▶ **Data provided**:
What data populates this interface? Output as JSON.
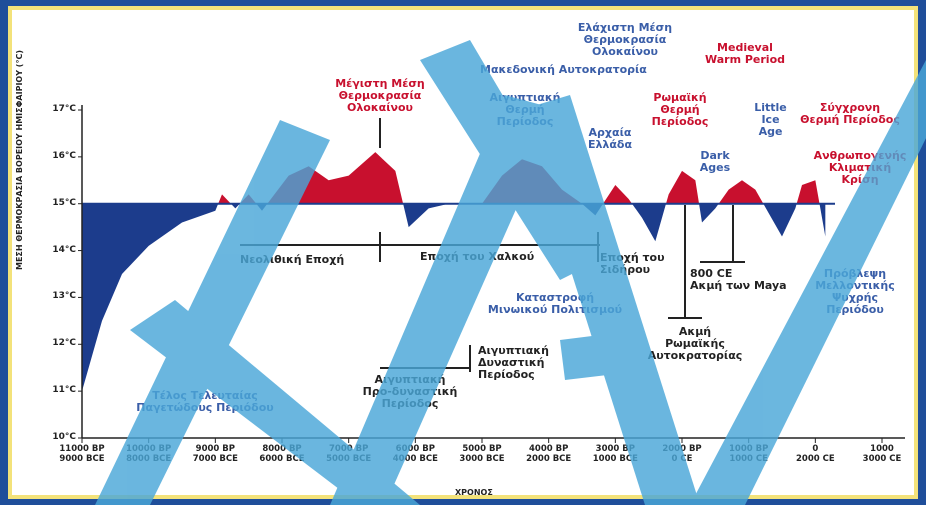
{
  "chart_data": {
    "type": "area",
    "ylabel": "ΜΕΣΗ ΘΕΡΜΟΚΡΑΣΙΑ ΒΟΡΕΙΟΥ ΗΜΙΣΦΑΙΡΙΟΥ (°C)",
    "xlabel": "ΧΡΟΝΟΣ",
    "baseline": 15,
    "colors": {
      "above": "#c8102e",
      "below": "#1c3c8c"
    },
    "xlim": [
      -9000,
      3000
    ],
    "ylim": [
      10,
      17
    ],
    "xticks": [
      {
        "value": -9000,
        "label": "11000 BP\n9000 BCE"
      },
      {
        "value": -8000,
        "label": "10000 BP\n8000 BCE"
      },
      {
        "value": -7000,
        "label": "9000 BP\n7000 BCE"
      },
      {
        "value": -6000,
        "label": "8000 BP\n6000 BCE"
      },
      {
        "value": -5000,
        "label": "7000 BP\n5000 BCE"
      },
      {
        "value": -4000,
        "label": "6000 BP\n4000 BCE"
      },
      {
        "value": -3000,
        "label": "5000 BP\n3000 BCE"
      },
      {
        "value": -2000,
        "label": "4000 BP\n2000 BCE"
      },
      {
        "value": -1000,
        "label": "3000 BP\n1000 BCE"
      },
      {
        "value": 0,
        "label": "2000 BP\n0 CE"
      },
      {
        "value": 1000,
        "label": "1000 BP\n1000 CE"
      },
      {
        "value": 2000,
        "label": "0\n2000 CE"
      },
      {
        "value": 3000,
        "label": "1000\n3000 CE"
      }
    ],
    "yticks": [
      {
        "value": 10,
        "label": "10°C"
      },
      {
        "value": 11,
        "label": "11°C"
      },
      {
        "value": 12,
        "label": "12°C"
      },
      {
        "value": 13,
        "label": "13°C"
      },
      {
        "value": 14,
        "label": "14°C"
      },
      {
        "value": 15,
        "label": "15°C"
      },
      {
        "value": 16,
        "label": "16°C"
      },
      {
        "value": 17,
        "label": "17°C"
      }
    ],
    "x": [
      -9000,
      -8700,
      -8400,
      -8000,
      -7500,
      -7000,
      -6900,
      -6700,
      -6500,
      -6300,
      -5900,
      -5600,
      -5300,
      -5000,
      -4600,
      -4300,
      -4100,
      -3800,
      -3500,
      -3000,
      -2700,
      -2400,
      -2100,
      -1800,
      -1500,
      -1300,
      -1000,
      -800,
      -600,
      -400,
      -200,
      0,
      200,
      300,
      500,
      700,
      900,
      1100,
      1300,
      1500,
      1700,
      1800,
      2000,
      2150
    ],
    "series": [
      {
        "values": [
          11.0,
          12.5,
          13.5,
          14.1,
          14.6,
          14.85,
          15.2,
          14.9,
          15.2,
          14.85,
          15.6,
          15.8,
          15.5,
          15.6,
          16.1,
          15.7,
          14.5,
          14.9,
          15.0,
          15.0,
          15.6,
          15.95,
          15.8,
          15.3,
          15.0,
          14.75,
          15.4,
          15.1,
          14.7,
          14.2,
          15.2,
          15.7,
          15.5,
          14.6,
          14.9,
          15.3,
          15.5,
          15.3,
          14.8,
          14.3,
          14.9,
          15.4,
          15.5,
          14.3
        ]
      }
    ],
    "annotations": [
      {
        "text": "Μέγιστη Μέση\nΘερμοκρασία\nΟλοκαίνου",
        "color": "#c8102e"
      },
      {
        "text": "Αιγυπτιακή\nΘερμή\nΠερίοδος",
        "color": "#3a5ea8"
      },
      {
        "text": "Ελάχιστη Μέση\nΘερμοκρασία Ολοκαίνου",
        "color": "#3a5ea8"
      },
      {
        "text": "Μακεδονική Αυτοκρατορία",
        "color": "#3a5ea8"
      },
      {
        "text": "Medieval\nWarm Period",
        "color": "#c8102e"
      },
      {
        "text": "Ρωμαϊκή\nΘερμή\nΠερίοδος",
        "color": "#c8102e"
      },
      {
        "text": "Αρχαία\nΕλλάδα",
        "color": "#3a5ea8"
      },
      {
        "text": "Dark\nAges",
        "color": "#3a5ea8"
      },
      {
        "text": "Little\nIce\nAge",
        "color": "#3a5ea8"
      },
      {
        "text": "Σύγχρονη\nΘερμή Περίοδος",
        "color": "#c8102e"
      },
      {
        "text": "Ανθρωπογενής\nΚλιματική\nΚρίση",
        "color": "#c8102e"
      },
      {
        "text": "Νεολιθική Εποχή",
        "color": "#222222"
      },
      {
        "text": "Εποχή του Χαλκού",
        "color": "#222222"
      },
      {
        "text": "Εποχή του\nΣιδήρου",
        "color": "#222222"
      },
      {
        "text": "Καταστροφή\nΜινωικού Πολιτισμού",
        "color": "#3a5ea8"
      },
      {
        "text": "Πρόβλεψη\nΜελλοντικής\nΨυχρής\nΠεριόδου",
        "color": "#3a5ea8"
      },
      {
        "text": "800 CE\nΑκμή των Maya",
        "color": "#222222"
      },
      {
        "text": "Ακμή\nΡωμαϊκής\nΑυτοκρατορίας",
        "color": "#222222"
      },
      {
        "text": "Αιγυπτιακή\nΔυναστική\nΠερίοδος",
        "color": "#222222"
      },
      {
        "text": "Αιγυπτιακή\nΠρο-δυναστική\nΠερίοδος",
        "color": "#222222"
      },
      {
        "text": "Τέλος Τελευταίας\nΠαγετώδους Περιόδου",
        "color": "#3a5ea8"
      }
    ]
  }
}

---

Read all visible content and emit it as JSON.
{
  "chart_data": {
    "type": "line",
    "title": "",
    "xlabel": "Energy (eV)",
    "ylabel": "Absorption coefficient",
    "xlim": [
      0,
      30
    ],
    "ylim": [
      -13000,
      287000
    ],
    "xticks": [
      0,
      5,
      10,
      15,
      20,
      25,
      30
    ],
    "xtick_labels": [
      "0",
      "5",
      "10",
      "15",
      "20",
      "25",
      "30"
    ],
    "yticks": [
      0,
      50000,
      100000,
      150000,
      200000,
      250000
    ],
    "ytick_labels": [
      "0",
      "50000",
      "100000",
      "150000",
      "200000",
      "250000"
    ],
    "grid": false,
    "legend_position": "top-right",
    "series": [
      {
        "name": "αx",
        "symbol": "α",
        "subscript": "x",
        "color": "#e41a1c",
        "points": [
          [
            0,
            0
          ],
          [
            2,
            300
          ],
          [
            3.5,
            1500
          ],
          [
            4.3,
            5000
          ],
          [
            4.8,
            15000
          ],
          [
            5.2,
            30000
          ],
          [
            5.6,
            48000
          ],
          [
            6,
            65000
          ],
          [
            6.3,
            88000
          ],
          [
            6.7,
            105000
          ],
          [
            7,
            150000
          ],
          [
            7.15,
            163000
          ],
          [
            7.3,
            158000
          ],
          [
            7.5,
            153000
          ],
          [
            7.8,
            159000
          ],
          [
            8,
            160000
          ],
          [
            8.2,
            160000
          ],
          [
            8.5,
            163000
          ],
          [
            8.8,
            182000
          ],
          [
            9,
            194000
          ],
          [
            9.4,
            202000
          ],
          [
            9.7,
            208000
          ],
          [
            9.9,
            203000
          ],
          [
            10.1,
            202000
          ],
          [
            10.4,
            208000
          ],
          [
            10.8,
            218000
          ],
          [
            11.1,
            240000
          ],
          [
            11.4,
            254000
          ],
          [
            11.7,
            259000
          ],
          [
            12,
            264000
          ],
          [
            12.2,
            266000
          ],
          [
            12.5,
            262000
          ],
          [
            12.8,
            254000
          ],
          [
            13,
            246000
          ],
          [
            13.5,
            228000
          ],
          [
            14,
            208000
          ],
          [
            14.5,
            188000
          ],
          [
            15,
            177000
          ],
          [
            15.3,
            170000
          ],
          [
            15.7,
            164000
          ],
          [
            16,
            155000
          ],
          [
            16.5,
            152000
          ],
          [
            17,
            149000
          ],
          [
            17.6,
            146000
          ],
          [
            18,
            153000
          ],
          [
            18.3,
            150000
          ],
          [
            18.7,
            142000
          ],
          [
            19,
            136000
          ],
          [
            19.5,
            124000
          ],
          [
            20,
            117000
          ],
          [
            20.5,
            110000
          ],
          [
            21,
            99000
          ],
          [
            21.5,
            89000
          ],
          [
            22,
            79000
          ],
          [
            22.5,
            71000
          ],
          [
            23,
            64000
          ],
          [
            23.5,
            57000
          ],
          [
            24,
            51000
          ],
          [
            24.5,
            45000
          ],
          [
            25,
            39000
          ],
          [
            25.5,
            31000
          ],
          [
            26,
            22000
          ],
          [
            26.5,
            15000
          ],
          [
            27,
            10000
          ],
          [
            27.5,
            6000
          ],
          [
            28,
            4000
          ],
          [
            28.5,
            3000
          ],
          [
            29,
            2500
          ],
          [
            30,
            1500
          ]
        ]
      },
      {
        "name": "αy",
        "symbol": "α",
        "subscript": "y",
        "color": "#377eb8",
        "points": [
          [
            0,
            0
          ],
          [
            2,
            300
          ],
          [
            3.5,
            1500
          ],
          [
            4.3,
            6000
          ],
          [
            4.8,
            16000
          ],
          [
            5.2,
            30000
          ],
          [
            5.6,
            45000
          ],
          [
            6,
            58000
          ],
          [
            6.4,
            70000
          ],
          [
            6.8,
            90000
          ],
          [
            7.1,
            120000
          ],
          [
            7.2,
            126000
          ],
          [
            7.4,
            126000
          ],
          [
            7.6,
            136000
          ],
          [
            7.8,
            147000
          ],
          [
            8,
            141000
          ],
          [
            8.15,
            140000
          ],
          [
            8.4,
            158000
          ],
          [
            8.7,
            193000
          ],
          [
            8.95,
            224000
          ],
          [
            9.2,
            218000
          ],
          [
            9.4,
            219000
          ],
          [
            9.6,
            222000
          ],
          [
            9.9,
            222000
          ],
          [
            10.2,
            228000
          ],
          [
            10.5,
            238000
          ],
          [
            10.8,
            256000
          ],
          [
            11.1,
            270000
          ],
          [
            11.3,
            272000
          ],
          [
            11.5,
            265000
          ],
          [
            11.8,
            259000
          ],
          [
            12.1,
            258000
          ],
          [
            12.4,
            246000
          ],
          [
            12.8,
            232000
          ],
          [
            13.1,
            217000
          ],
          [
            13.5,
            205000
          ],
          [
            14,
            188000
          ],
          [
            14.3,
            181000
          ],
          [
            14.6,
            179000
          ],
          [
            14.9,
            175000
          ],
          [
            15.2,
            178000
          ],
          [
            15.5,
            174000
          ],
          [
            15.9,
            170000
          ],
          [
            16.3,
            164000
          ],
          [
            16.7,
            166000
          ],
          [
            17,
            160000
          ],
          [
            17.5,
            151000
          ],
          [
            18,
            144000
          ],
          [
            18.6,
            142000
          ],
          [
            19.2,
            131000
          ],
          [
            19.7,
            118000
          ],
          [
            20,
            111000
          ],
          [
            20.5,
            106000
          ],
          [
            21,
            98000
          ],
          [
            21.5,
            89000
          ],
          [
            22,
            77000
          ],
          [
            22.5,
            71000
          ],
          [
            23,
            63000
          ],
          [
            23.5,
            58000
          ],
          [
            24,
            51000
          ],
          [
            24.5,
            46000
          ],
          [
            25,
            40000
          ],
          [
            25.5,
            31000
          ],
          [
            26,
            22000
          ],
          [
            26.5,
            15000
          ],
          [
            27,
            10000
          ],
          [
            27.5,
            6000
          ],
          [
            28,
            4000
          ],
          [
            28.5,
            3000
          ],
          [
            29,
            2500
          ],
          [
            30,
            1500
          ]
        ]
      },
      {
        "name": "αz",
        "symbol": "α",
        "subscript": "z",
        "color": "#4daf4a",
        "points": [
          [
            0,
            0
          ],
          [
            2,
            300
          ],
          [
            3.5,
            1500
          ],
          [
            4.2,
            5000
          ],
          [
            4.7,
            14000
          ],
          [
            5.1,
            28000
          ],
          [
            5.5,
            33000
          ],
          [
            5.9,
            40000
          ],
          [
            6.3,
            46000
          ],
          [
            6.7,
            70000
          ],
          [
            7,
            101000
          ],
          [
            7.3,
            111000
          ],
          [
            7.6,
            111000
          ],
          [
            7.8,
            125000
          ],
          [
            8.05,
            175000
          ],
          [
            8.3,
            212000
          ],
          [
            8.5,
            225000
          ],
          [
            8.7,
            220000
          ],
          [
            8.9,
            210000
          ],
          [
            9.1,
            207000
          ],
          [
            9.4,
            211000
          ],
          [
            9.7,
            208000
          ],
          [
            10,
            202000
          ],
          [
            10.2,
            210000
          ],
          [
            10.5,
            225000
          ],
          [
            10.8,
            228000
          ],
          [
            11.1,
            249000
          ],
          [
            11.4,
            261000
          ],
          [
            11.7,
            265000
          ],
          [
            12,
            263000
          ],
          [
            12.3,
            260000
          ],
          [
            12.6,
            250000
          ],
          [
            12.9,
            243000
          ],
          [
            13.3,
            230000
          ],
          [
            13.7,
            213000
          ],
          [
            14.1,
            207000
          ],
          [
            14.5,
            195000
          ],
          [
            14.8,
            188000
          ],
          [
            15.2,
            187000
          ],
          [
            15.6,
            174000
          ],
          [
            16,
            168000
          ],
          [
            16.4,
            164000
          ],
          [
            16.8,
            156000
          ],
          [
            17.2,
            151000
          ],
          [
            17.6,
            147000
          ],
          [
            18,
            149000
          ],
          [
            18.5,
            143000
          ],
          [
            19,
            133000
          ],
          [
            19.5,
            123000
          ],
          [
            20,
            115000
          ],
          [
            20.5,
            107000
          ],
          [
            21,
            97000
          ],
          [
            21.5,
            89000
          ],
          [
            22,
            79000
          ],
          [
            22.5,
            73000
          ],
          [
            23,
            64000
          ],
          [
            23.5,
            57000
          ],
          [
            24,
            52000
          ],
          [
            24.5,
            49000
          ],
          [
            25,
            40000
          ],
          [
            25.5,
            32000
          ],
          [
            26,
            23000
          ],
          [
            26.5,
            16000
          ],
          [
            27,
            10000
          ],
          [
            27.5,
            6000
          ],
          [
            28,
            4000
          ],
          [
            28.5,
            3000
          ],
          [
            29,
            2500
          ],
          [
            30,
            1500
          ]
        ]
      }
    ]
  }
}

▶ **What the task requires**:
Pull out all lines from the entries above that include the word "ylabel".

▶ **Exercise solution**:
    "ylabel": "ΜΕΣΗ ΘΕΡΜΟΚΡΑΣΙΑ ΒΟΡΕΙΟΥ ΗΜΙΣΦΑΙΡΙΟΥ (°C)",
    "ylabel": "Absorption coefficient",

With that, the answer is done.